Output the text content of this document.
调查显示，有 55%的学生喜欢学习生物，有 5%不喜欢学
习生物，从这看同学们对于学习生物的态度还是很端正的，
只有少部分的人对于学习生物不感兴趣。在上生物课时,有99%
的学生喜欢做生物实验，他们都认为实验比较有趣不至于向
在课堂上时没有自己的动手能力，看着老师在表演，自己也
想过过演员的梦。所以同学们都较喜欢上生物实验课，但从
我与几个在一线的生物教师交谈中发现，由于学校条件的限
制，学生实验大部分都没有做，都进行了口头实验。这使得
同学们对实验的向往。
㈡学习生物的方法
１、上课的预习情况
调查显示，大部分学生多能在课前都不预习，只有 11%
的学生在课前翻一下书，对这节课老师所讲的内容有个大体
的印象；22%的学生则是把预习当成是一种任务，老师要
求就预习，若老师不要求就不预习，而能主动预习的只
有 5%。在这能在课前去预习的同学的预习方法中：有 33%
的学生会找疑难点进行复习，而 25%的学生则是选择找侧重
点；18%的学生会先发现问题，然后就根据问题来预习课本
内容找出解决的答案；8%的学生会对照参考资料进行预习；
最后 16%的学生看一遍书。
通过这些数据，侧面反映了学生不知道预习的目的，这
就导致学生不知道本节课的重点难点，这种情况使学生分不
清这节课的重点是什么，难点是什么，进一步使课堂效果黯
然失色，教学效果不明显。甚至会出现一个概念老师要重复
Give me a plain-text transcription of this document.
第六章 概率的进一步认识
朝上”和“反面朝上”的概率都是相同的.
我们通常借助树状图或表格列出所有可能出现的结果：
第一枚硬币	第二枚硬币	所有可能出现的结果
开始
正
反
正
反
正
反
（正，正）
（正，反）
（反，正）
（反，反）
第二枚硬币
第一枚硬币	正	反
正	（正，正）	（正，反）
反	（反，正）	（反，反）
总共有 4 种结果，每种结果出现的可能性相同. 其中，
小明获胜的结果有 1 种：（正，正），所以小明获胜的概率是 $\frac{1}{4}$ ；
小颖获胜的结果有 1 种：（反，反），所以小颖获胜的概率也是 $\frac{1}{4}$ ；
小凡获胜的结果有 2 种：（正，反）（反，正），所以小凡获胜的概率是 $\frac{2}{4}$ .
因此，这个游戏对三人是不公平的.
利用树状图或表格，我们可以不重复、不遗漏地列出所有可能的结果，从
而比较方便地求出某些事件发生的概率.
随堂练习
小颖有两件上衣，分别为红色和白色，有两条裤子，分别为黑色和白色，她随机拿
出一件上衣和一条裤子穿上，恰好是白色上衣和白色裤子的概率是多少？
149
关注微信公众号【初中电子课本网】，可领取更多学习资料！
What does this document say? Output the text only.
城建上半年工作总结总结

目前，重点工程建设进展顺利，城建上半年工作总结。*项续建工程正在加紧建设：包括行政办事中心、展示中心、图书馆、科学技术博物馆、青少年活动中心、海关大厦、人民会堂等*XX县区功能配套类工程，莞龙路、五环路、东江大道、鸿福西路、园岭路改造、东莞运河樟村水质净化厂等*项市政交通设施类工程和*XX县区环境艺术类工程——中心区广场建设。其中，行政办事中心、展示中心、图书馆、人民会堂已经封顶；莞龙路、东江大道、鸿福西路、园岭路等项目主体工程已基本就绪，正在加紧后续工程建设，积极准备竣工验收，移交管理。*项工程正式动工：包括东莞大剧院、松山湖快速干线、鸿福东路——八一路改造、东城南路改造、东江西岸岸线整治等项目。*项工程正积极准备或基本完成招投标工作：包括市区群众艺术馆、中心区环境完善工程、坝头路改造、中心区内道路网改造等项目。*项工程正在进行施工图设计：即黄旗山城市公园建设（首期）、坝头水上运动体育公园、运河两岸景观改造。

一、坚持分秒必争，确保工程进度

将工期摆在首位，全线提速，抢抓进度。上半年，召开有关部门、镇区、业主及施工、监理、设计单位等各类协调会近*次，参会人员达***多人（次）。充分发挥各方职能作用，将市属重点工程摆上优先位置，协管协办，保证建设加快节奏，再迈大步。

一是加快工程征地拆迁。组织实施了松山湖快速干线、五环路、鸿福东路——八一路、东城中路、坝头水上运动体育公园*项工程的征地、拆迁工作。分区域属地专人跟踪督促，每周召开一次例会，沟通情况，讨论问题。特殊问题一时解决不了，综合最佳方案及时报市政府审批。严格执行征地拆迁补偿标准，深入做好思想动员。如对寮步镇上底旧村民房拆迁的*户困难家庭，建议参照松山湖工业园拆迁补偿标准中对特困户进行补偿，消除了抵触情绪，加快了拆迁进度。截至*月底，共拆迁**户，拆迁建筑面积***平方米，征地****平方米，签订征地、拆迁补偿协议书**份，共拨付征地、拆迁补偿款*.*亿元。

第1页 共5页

----

> [Work to be completed] Search the records for the string "this" and return every line in which it occurs.

> [Task output]
Output the text content of this document.
Give me a plain-text transcription of this document.
What does this document say? Output the text only.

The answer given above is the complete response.